Text passage:
================

# Bobby Lashley VS Shane Del Rosario



## _RIVAL_ (Mar 7, 2008)

> Undefeated wrestling superstar Bobby Lashley will face undefeated MMA prospect Shane Del Rosario in his highly anticipated Strikeforce debut. The news comes courtesy of a report on MMAWorldwide.com.
> 
> Lashely (4-0) was a highly regarded amateur wrestler with Olympic aspirations before suffering a serious knee injury in a bank robbery. The injury essentially ended his amateur wrestling career, but opened up new opportunities for Lashely in pro wresting. He signed on to wrestle with the WWE and became an international superstar, but began to miss real competition.
> 
> ...


Source.....http://www.fiveknuckles.com/mma-news/Bobby-Lashley-vs-Shane-Del-Rosario.html

Very, very tough fight for Lashley here, Del Rosario is a young and dangerous up and comer with some serious power. He's finished all 9 of his fights and is undefeated as well as Lashely.

I like this fight. It should put either fighter in the hunt IMO...


----------



## joshua7789 (Apr 25, 2009)

================

Items:
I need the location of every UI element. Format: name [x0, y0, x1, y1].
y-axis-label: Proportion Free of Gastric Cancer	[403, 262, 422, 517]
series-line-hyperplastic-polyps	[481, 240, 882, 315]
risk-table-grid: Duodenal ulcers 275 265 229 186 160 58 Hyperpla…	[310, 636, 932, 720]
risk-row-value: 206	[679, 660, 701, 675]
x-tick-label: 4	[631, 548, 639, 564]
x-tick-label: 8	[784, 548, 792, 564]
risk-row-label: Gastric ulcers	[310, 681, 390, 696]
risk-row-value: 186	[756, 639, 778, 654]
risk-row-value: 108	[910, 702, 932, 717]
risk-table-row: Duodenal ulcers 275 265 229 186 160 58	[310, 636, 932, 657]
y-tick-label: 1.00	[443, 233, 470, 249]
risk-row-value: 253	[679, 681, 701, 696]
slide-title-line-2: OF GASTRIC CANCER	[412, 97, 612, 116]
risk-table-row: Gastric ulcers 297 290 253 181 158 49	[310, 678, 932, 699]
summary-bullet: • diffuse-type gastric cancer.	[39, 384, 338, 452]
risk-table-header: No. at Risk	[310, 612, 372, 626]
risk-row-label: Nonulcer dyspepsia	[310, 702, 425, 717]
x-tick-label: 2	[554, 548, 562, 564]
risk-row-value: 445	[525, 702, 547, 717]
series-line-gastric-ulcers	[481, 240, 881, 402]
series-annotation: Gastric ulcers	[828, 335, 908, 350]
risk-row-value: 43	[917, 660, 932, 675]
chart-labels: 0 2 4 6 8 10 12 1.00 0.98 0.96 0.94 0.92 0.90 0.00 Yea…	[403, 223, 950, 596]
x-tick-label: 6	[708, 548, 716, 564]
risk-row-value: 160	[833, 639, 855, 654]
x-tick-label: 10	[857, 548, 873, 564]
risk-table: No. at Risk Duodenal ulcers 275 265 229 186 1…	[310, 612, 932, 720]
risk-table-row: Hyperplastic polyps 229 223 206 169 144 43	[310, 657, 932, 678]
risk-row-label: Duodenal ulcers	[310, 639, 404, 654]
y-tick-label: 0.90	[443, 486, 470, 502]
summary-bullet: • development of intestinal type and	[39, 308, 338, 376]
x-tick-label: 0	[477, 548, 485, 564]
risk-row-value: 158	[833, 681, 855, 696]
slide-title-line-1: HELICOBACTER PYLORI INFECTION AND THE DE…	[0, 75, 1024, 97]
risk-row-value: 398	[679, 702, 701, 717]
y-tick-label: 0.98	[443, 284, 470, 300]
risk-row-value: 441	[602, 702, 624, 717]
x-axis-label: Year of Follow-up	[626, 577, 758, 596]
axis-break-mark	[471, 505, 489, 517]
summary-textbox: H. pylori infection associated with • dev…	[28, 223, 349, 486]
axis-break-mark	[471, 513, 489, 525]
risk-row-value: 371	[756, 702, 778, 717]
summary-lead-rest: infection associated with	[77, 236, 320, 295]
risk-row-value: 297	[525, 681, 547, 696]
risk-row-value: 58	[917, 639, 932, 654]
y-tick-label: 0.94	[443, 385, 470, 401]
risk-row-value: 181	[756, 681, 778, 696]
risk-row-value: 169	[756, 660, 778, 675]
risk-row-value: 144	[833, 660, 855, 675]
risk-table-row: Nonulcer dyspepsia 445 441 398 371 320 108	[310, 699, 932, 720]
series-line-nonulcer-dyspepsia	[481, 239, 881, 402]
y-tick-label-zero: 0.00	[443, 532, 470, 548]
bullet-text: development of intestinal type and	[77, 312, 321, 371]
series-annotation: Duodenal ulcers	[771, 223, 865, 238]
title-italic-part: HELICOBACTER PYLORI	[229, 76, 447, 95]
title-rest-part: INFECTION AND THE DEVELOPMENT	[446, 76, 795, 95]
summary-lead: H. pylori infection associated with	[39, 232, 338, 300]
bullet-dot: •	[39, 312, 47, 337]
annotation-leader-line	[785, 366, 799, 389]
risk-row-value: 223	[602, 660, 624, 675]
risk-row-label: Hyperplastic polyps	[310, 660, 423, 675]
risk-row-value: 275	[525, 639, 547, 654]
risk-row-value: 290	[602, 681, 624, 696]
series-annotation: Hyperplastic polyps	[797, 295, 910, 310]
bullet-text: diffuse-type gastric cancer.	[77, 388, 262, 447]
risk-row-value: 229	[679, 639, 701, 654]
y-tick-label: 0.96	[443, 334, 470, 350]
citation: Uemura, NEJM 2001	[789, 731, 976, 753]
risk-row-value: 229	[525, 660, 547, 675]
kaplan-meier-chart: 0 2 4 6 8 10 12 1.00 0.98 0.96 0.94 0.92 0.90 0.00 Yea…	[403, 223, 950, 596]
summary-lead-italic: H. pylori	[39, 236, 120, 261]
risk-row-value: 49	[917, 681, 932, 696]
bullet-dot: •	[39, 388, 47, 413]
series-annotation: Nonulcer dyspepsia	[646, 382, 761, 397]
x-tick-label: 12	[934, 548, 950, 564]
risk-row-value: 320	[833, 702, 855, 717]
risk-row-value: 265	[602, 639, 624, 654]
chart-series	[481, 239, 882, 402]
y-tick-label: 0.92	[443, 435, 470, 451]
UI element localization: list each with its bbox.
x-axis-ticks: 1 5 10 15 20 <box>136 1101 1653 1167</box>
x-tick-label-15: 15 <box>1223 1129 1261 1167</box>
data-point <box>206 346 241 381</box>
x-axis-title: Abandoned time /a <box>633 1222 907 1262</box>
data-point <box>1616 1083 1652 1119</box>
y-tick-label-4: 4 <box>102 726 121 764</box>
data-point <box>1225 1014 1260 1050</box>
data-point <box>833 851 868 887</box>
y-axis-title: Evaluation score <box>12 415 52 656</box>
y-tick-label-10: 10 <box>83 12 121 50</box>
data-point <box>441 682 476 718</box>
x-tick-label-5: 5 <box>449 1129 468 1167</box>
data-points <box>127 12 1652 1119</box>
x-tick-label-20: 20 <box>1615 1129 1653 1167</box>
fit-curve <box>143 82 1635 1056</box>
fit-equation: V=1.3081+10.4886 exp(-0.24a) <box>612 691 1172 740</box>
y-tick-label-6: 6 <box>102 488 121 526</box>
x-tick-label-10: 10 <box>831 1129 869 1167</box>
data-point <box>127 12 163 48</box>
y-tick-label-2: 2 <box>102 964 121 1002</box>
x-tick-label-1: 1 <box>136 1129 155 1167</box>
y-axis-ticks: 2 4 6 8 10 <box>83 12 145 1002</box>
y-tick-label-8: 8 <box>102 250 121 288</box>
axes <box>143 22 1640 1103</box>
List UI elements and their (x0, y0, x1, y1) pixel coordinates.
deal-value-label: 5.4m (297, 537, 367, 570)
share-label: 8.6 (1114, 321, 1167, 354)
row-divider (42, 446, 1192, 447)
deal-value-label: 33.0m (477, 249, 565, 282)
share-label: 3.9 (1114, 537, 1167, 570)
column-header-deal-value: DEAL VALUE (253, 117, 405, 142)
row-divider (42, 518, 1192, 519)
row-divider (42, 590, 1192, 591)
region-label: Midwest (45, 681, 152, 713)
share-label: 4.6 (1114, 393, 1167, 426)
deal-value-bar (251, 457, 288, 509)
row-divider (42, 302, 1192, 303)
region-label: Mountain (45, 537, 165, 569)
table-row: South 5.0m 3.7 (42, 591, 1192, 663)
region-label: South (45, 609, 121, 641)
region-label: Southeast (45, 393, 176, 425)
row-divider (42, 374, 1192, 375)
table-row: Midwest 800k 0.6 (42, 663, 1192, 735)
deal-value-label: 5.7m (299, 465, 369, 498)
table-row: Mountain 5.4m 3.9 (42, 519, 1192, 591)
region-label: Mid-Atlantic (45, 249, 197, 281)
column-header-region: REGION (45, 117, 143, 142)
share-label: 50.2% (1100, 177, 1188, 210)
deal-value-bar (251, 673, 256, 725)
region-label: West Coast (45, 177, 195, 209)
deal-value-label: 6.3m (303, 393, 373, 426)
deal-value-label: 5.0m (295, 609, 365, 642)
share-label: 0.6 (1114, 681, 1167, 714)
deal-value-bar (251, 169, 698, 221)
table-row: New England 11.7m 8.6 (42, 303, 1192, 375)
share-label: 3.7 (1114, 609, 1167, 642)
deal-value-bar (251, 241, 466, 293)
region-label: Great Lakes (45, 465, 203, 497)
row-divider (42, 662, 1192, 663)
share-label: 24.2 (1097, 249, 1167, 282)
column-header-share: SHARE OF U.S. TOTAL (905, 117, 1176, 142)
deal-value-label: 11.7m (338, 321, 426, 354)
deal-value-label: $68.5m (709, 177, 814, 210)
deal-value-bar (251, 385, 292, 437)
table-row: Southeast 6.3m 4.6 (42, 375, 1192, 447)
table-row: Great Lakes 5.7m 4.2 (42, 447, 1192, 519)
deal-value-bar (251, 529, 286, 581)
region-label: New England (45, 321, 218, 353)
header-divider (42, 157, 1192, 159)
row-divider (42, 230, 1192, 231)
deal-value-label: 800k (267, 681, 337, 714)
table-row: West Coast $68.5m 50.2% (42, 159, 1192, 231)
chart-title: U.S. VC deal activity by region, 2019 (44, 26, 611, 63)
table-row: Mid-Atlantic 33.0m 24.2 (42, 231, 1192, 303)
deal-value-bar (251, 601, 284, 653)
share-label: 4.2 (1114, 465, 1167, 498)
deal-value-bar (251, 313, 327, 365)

================

What this exercise asks:
1. Reproduce the records from their first line up to and including the line containing "240, 882, 315]".
2. Carry on the forum thread about the Bobby Lashley and Shane Del Rosario fight from the point at which it stops.

Outputs by task:
1.
I need the location of every UI element. Format: name [x0, y0, x1, y1].
y-axis-label: Proportion Free of Gastric Cancer	[403, 262, 422, 517]
series-line-hyperplastic-polyps	[481, 240, 882, 315]

2.
Wow, this could be an interesting fight. Rosario will take it easily if it stays standing, but I doubt he will be able to stop Lashley's takedowns are get up once he is taken down. Rosario did show a pretty slick ground game in his last fight, but Lashley is a huge and powerful dude with some very good wrestling. Cant wait to see this one.


----------



## BobbyCooper (Oct 26, 2009)

_Wow thanks for this!

I didn't know that Lashley was involved in a Bank robbery^^ :thumbsup: I never saw a fight from Shane, but should be a tough one for Lashley when he is still undefeated._


----------



## _RIVAL_ (Mar 7, 2008)

BobbyCooper said:


> _Wow thanks for this!
> 
> I didn't know that Lashley was involved in a Bank robbery^^ :thumbsup: I never saw a fight from Shane, but should be a tough one for Lashley when he is still undefeated._


Shane is an absolutly brutal kick boxer. Devastating power, very slept on.

He displays a very competent ground game and has submissions.

I like this fight. A great matchup to catapult one of them towards the upper tier of Strikeforces HW division which IMO is getting pretty compeditive..


----------



## BobbyCooper (Oct 26, 2009)

_Yea i just looked him up on Sherdog. Wow he has a lot of TKO wins, 2 subs and finished every fight except one against Carl Seumanutafa in the 1 round. That's impressive!

can't wait :thumb02:_


----------



## _RIVAL_ (Mar 7, 2008)

BobbyCooper said:


> _Yea i just looked him up on Sherdog. Wow he has a lot of TKO wins, 2 subs and finished every fight except one against Carl Seumanutafa in the 1 round. That's impressive!
> 
> can't wait :thumb02:_


These guys are both very agressive and will be going for a finish. I think they're aiming to put this on the Janurary 30th card. 

Damn this card is starting to look very solid.


----------



## Chileandude (Jan 17, 2008)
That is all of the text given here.